_WHAT TO WORK ON_: Print every record below exactly as written.
+++ EXTRACTED INFORMATION
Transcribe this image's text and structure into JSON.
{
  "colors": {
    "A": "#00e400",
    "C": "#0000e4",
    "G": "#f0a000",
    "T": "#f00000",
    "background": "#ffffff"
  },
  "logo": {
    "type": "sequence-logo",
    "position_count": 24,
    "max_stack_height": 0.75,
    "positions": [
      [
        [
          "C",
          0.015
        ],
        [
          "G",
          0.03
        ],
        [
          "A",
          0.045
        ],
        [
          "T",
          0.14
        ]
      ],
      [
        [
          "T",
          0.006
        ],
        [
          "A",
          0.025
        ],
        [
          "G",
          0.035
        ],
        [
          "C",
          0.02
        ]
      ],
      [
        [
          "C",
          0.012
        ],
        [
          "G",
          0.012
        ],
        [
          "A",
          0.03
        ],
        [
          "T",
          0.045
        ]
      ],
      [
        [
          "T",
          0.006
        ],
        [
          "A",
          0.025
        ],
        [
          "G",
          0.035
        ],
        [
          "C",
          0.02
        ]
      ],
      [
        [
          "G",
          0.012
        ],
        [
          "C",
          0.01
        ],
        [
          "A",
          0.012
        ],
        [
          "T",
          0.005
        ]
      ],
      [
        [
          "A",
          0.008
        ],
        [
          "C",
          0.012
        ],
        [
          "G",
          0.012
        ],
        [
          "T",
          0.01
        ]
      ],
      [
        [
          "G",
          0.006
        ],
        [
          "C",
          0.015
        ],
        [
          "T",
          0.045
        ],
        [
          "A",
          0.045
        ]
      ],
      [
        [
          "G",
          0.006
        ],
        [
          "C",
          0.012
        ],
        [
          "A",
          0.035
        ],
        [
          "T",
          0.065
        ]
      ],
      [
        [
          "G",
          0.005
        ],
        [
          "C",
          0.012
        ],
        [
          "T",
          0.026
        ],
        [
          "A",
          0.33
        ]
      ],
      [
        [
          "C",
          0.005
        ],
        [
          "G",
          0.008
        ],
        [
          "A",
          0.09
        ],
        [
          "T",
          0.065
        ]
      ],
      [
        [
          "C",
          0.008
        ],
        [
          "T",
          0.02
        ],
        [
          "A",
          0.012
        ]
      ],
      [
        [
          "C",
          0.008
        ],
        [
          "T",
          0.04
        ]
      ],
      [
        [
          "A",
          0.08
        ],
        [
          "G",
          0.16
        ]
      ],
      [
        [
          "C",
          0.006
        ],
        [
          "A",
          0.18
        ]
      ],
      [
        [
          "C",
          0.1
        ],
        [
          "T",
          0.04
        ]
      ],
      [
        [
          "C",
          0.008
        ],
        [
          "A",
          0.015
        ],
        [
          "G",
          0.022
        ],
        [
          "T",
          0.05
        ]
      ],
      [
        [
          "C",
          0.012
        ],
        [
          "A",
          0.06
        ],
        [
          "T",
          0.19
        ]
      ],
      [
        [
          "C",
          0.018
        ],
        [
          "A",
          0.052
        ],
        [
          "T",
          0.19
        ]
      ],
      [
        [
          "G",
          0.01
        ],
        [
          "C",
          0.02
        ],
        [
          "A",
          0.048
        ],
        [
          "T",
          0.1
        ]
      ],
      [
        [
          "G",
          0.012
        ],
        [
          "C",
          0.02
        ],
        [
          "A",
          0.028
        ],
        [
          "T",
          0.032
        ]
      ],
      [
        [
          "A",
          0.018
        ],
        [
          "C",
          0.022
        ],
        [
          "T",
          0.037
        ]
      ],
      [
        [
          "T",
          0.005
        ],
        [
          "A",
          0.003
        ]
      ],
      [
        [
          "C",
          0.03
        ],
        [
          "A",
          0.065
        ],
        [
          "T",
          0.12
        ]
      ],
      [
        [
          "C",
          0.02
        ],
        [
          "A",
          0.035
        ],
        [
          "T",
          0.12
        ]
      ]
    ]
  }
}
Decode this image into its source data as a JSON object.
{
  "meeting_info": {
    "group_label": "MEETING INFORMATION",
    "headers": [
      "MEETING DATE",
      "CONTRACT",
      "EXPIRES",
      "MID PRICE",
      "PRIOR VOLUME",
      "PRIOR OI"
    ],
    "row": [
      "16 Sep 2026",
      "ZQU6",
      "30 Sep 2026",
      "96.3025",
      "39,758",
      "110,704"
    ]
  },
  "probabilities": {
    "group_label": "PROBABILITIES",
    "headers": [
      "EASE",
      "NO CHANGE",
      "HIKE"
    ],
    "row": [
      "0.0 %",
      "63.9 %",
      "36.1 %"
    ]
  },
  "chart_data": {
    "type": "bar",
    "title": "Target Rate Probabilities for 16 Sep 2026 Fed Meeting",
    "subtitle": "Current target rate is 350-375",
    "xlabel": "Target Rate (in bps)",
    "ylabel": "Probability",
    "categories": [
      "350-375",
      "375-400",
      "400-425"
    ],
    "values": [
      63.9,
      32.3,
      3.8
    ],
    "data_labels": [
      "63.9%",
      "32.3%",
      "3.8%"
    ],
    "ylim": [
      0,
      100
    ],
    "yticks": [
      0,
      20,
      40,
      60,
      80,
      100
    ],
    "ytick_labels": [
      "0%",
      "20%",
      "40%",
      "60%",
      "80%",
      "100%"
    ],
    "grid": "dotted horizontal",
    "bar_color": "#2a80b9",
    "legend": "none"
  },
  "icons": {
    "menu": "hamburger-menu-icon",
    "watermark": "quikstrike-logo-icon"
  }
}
++++++
_FINAL RESULT_:
Transcribe this image's text and structure into JSON.
{
  "colors": {
    "A": "#00e400",
    "C": "#0000e4",
    "G": "#f0a000",
    "T": "#f00000",
    "background": "#ffffff"
  },
  "logo": {
    "type": "sequence-logo",
    "position_count": 24,
    "max_stack_height": 0.75,
    "positions": [
      [
        [
          "C",
          0.015
        ],
        [
          "G",
          0.03
        ],
        [
          "A",
          0.045
        ],
        [
          "T",
          0.14
        ]
      ],
      [
        [
          "T",
          0.006
        ],
        [
          "A",
          0.025
        ],
        [
          "G",
          0.035
        ],
        [
          "C",
          0.02
        ]
      ],
      [
        [
          "C",
          0.012
        ],
        [
          "G",
          0.012
        ],
        [
          "A",
          0.03
        ],
        [
          "T",
          0.045
        ]
      ],
      [
        [
          "T",
          0.006
        ],
        [
          "A",
          0.025
        ],
        [
          "G",
          0.035
        ],
        [
          "C",
          0.02
        ]
      ],
      [
        [
          "G",
          0.012
        ],
        [
          "C",
          0.01
        ],
        [
          "A",
          0.012
        ],
        [
          "T",
          0.005
        ]
      ],
      [
        [
          "A",
          0.008
        ],
        [
          "C",
          0.012
        ],
        [
          "G",
          0.012
        ],
        [
          "T",
          0.01
        ]
      ],
      [
        [
          "G",
          0.006
        ],
        [
          "C",
          0.015
        ],
        [
          "T",
          0.045
        ],
        [
          "A",
          0.045
        ]
      ],
      [
        [
          "G",
          0.006
        ],
        [
          "C",
          0.012
        ],
        [
          "A",
          0.035
        ],
        [
          "T",
          0.065
        ]
      ],
      [
        [
          "G",
          0.005
        ],
        [
          "C",
          0.012
        ],
        [
          "T",
          0.026
        ],
        [
          "A",
          0.33
        ]
      ],
      [
        [
          "C",
          0.005
        ],
        [
          "G",
          0.008
        ],
        [
          "A",
          0.09
        ],
        [
          "T",
          0.065
        ]
      ],
      [
        [
          "C",
          0.008
        ],
        [
          "T",
          0.02
        ],
        [
          "A",
          0.012
        ]
      ],
      [
        [
          "C",
          0.008
        ],
        [
          "T",
          0.04
        ]
      ],
      [
        [
          "A",
          0.08
        ],
        [
          "G",
          0.16
        ]
      ],
      [
        [
          "C",
          0.006
        ],
        [
          "A",
          0.18
        ]
      ],
      [
        [
          "C",
          0.1
        ],
        [
          "T",
          0.04
        ]
      ],
      [
        [
          "C",
          0.008
        ],
        [
          "A",
          0.015
        ],
        [
          "G",
          0.022
        ],
        [
          "T",
          0.05
        ]
      ],
      [
        [
          "C",
          0.012
        ],
        [
          "A",
          0.06
        ],
        [
          "T",
          0.19
        ]
      ],
      [
        [
          "C",
          0.018
        ],
        [
          "A",
          0.052
        ],
        [
          "T",
          0.19
        ]
      ],
      [
        [
          "G",
          0.01
        ],
        [
          "C",
          0.02
        ],
        [
          "A",
          0.048
        ],
        [
          "T",
          0.1
        ]
      ],
      [
        [
          "G",
          0.012
        ],
        [
          "C",
          0.02
        ],
        [
          "A",
          0.028
        ],
        [
          "T",
          0.032
        ]
      ],
      [
        [
          "A",
          0.018
        ],
        [
          "C",
          0.022
        ],
        [
          "T",
          0.037
        ]
      ],
      [
        [
          "T",
          0.005
        ],
        [
          "A",
          0.003
        ]
      ],
      [
        [
          "C",
          0.03
        ],
        [
          "A",
          0.065
        ],
        [
          "T",
          0.12
        ]
      ],
      [
        [
          "C",
          0.02
        ],
        [
          "A",
          0.035
        ],
        [
          "T",
          0.12
        ]
      ]
    ]
  }
}
Decode this image into its source data as a JSON object.
{
  "meeting_info": {
    "group_label": "MEETING INFORMATION",
    "headers": [
      "MEETING DATE",
      "CONTRACT",
      "EXPIRES",
      "MID PRICE",
      "PRIOR VOLUME",
      "PRIOR OI"
    ],
    "row": [
      "16 Sep 2026",
      "ZQU6",
      "30 Sep 2026",
      "96.3025",
      "39,758",
      "110,704"
    ]
  },
  "probabilities": {
    "group_label": "PROBABILITIES",
    "headers": [
      "EASE",
      "NO CHANGE",
      "HIKE"
    ],
    "row": [
      "0.0 %",
      "63.9 %",
      "36.1 %"
    ]
  },
  "chart_data": {
    "type": "bar",
    "title": "Target Rate Probabilities for 16 Sep 2026 Fed Meeting",
    "subtitle": "Current target rate is 350-375",
    "xlabel": "Target Rate (in bps)",
    "ylabel": "Probability",
    "categories": [
      "350-375",
      "375-400",
      "400-425"
    ],
    "values": [
      63.9,
      32.3,
      3.8
    ],
    "data_labels": [
      "63.9%",
      "32.3%",
      "3.8%"
    ],
    "ylim": [
      0,
      100
    ],
    "yticks": [
      0,
      20,
      40,
      60,
      80,
      100
    ],
    "ytick_labels": [
      "0%",
      "20%",
      "40%",
      "60%",
      "80%",
      "100%"
    ],
    "grid": "dotted horizontal",
    "bar_color": "#2a80b9",
    "legend": "none"
  },
  "icons": {
    "menu": "hamburger-menu-icon",
    "watermark": "quikstrike-logo-icon"
  }
}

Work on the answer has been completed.